** Chart and figure data **

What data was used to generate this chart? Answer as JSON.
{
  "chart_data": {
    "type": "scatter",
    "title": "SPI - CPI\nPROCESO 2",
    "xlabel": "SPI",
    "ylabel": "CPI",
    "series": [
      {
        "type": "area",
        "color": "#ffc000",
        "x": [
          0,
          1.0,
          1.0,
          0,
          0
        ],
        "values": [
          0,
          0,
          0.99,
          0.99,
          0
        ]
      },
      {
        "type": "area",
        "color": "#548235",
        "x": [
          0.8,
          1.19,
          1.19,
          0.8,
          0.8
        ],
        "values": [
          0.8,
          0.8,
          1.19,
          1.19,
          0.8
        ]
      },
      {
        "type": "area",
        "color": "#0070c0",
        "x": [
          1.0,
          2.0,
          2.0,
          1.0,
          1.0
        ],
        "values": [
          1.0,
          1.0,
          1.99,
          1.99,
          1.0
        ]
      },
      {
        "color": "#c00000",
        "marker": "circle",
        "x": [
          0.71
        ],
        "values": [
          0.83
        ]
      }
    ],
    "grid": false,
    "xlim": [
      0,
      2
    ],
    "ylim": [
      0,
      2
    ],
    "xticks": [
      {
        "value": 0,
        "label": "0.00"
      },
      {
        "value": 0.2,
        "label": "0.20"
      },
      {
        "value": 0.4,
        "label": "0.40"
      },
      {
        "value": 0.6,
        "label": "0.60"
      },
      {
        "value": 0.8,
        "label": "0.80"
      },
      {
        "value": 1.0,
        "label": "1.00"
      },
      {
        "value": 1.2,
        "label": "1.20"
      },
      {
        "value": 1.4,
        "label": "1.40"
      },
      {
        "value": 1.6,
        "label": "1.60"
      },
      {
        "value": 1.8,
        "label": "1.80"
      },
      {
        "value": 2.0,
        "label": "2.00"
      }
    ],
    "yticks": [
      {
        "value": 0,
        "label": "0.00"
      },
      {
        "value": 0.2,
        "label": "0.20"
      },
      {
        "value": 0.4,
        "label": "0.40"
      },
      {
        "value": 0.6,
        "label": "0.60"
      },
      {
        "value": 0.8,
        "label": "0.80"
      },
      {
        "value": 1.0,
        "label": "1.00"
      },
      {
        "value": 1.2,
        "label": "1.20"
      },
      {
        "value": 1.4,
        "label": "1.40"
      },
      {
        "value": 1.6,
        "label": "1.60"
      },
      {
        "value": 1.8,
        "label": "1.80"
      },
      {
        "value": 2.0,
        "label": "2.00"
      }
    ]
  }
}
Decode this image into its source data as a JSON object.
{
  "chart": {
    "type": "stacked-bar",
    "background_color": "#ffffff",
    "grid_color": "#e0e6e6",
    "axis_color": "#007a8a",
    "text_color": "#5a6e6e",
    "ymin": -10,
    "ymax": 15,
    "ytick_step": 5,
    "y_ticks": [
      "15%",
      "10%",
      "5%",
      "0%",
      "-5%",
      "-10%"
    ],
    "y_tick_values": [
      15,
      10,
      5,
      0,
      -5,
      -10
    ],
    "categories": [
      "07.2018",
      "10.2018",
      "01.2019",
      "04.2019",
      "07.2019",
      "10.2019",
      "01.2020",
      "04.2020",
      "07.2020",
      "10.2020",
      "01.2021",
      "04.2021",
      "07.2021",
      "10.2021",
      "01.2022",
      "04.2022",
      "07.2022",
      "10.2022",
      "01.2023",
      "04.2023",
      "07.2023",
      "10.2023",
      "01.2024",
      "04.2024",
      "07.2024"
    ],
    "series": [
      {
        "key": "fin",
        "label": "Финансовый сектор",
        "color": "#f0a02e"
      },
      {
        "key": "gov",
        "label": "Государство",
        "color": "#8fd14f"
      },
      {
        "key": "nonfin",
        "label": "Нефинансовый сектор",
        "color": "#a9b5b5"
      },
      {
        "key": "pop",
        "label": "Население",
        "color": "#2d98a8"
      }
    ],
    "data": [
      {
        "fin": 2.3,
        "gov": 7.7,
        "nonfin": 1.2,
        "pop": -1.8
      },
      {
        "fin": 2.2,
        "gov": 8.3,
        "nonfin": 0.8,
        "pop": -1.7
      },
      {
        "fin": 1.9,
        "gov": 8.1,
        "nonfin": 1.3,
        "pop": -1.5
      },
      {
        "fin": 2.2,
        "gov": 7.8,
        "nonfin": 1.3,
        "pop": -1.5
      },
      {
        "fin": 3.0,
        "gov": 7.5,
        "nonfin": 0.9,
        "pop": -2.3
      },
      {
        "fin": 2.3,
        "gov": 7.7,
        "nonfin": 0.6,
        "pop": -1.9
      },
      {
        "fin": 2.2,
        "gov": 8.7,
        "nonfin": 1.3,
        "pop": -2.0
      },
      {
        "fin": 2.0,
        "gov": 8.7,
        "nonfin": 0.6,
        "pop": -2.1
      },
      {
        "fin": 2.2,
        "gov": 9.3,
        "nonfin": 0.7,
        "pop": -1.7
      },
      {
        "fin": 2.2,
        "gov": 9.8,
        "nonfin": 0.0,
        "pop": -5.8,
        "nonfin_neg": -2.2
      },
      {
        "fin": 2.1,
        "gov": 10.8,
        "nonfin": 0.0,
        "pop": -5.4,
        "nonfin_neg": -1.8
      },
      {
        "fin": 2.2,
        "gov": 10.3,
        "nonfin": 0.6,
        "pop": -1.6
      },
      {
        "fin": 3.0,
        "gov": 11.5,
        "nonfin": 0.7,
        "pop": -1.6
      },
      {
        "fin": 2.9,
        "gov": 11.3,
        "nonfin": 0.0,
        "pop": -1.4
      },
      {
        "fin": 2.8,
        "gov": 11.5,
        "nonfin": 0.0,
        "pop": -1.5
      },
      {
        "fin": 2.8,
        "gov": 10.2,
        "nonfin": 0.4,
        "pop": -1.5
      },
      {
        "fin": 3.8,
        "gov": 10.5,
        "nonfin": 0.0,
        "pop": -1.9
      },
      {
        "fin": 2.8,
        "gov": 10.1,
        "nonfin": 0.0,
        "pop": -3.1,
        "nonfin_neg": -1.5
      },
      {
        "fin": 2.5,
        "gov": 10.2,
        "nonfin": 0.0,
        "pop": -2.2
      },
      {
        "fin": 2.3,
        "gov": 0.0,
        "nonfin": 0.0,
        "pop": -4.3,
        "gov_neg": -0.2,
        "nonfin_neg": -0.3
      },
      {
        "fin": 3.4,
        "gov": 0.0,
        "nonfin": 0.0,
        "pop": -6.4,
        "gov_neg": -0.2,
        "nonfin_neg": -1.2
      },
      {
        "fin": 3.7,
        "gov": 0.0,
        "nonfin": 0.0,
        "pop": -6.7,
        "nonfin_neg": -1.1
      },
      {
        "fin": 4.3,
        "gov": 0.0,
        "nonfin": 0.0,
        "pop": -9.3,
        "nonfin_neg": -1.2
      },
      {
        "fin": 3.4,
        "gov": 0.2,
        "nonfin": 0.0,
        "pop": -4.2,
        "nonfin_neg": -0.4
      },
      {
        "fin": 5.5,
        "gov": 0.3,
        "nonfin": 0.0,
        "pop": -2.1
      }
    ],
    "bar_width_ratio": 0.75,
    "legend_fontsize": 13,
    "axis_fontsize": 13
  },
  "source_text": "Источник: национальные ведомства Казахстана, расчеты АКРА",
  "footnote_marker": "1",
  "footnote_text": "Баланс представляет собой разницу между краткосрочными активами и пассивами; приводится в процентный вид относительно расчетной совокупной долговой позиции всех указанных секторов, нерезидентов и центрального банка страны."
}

** TASK INSTRUCTIONS **
List every line above that contains the word "this".

** TASK ANSWER **
What data was used to generate this chart? Answer as JSON.
Decode this image into its source data as a JSON object.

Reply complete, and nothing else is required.